_EXERCISE DIRECTIONS_. Copy each line containing the word "System" from the records that follow, please.

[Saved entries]
----

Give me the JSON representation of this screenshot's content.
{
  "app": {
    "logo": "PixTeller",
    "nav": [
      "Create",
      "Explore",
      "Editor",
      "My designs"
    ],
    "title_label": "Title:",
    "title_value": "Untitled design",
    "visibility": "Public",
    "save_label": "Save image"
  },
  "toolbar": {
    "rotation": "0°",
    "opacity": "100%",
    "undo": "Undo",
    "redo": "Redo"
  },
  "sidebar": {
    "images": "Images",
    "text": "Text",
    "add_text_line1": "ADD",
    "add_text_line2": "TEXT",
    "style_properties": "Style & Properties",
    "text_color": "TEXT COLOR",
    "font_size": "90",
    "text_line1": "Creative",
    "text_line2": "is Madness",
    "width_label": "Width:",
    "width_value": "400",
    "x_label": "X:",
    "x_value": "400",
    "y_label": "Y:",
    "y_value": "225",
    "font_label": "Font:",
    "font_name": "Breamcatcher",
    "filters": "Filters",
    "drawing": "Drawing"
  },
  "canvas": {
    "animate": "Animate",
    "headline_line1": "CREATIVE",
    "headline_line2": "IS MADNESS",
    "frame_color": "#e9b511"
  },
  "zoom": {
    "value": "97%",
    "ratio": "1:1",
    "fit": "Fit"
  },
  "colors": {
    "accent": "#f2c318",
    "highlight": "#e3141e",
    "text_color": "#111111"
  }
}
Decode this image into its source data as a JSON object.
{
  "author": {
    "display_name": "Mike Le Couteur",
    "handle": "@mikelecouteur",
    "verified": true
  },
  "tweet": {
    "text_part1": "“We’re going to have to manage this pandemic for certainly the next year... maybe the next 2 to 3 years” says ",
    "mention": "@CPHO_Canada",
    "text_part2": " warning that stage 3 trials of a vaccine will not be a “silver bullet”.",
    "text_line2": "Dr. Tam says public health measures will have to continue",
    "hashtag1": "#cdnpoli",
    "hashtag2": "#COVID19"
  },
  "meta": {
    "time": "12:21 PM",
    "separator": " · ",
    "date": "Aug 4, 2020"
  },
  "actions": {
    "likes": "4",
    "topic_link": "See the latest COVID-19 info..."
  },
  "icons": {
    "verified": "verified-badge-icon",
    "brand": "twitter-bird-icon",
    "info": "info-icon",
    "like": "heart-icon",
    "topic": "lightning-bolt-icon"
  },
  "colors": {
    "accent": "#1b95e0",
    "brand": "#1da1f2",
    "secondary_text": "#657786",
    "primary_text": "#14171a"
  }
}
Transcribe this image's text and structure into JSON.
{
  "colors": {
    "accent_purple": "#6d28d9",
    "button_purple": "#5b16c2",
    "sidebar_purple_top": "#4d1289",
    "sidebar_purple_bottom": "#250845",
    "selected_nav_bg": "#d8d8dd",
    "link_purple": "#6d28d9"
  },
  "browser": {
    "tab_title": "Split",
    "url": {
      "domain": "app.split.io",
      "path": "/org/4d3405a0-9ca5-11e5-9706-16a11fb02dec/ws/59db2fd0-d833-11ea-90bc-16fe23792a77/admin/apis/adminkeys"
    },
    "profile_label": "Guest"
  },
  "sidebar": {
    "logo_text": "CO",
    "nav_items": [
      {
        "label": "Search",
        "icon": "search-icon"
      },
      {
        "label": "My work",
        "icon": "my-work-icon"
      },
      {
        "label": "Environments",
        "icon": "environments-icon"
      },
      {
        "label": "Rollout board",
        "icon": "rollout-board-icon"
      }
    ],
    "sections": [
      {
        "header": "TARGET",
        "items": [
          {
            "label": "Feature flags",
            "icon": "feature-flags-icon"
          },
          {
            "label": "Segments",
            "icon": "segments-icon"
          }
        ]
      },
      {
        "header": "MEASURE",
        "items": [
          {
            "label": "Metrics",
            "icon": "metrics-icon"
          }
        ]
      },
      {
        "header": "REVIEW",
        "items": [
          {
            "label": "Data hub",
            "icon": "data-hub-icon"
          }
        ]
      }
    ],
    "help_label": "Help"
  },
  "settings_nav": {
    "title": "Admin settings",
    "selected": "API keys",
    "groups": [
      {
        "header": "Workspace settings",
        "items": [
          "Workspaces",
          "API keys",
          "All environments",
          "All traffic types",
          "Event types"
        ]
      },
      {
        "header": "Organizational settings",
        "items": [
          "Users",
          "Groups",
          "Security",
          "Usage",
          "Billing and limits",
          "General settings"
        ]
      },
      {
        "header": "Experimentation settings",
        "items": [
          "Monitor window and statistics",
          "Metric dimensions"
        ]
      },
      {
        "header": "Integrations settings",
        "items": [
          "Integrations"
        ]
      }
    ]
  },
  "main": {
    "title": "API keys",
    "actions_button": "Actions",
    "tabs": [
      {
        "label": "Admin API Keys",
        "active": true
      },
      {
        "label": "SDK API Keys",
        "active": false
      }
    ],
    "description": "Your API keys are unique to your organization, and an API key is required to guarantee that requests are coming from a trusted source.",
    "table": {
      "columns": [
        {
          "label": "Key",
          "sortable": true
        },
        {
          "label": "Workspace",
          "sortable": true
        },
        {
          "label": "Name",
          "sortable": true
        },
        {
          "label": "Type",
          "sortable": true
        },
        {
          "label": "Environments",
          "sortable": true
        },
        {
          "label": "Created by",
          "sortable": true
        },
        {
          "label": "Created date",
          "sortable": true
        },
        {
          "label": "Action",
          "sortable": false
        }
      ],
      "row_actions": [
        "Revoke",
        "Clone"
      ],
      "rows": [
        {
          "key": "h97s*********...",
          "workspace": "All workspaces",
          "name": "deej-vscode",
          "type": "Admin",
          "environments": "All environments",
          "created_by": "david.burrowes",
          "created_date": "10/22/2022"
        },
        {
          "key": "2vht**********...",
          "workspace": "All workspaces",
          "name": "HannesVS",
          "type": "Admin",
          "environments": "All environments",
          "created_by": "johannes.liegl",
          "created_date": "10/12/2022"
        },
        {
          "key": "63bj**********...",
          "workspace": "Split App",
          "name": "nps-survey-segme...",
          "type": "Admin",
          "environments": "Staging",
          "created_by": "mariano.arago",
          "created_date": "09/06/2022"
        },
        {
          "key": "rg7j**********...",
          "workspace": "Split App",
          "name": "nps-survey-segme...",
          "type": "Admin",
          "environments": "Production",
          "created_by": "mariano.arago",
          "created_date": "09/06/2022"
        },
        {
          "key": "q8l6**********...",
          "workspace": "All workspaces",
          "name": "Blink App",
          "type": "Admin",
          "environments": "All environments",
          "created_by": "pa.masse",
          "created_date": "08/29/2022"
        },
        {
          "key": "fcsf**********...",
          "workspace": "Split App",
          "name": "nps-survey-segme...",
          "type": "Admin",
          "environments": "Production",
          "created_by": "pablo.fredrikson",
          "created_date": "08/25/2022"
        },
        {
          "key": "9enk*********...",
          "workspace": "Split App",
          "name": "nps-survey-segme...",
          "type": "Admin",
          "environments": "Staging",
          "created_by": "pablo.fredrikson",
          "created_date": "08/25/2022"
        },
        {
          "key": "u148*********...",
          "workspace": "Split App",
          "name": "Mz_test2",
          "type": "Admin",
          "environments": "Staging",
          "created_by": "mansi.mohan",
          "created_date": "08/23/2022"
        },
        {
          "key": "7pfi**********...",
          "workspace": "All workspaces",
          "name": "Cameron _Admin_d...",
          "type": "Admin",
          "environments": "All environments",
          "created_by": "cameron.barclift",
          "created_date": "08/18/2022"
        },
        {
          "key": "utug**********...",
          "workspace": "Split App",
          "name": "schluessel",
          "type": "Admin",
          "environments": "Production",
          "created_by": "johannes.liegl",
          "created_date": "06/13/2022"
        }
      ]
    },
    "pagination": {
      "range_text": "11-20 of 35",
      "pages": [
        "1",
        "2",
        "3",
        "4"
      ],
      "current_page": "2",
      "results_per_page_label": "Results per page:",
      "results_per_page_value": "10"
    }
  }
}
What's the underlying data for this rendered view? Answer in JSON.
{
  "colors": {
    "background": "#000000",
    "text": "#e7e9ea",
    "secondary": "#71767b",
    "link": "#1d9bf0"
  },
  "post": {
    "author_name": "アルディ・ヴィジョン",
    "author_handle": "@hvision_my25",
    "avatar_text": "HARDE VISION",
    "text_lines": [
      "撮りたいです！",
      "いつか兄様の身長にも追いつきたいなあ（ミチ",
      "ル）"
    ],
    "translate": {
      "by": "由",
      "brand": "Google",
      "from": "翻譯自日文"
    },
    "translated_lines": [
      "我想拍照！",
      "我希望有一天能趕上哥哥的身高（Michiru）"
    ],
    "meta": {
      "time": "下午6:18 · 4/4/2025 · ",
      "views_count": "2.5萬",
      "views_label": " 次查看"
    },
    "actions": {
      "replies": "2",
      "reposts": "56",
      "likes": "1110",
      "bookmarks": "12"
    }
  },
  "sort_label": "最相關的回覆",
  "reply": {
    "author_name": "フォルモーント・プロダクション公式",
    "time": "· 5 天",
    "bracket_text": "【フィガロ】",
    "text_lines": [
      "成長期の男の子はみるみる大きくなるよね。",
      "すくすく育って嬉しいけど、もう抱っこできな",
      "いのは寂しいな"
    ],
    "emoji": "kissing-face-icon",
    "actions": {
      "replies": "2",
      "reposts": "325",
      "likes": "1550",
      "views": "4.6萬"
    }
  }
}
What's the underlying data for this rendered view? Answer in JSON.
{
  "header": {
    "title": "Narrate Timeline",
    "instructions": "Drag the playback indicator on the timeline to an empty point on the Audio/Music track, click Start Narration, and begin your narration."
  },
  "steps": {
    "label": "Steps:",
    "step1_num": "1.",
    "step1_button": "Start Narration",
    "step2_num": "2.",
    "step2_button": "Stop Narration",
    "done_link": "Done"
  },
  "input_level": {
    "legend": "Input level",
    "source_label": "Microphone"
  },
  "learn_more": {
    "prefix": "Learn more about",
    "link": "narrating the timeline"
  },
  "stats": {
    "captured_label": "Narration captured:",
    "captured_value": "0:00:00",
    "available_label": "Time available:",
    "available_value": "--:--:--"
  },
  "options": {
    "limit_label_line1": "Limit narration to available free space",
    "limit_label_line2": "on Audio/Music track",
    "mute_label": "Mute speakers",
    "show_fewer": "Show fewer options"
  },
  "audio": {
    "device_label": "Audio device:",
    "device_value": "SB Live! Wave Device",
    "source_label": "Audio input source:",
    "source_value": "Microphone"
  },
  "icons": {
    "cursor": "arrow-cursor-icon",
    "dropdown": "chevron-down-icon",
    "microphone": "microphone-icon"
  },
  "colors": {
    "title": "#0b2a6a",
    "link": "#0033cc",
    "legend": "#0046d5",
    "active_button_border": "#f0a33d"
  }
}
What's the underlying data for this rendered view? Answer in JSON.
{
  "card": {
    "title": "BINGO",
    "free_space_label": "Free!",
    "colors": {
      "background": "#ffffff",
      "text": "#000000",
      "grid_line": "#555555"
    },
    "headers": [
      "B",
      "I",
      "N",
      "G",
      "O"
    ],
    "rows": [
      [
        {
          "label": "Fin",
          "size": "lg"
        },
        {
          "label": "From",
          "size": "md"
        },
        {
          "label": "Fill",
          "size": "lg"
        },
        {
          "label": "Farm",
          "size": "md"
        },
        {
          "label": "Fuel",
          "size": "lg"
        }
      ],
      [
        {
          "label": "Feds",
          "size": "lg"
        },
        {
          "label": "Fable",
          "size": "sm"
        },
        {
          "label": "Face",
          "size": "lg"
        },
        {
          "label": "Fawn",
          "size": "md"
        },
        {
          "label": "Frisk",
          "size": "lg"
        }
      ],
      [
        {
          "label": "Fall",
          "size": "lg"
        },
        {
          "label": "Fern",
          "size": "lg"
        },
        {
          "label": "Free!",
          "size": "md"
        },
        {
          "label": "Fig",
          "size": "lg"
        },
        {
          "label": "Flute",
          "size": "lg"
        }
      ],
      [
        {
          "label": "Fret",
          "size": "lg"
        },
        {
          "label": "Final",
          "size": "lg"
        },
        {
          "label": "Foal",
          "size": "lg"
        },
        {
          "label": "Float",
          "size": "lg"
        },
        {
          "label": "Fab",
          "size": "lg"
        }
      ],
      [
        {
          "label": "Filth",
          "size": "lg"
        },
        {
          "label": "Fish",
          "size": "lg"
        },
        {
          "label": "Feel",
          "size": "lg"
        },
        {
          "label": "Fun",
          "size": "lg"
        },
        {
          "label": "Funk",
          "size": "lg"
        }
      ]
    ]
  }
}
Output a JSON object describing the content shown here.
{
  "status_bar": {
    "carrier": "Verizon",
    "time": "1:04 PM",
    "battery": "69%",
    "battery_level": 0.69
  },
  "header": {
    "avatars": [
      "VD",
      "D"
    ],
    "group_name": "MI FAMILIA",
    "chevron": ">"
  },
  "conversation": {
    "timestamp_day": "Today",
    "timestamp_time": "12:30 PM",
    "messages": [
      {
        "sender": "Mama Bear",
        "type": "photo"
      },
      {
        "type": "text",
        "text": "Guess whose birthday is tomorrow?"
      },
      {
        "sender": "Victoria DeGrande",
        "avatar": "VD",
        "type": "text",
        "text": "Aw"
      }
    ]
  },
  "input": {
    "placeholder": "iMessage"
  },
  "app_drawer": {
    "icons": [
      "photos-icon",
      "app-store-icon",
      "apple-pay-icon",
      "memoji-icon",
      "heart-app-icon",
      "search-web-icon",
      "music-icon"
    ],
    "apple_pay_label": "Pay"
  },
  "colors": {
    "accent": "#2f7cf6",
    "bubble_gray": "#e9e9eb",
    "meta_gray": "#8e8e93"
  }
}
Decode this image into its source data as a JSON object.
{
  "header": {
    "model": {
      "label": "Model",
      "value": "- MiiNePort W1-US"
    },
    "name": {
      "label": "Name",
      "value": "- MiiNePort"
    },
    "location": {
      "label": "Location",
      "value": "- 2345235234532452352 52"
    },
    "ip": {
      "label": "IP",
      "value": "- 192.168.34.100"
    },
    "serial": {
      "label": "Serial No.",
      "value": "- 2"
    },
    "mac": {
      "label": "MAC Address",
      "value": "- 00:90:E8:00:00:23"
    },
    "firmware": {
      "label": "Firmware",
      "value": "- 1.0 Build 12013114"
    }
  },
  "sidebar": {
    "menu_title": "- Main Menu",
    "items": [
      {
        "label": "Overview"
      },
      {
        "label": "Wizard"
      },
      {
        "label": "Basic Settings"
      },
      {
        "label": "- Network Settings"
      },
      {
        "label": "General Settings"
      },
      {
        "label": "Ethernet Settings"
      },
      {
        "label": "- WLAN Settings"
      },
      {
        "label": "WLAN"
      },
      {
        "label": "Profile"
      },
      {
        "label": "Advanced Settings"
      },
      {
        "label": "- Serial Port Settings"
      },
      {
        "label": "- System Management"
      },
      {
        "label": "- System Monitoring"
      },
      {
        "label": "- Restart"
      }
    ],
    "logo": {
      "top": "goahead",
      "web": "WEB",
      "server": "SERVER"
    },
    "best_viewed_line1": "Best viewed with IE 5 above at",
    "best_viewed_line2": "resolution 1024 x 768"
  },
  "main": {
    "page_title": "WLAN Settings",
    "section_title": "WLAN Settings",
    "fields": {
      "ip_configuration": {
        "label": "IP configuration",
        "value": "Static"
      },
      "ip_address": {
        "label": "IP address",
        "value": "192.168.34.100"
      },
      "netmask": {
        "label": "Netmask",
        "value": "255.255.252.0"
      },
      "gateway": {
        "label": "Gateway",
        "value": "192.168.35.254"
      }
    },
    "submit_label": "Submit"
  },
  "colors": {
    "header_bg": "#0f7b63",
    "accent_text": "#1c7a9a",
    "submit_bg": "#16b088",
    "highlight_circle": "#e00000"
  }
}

----

_TASK RESPONSE_.
        "label": "- System Management"
        "label": "- System Monitoring"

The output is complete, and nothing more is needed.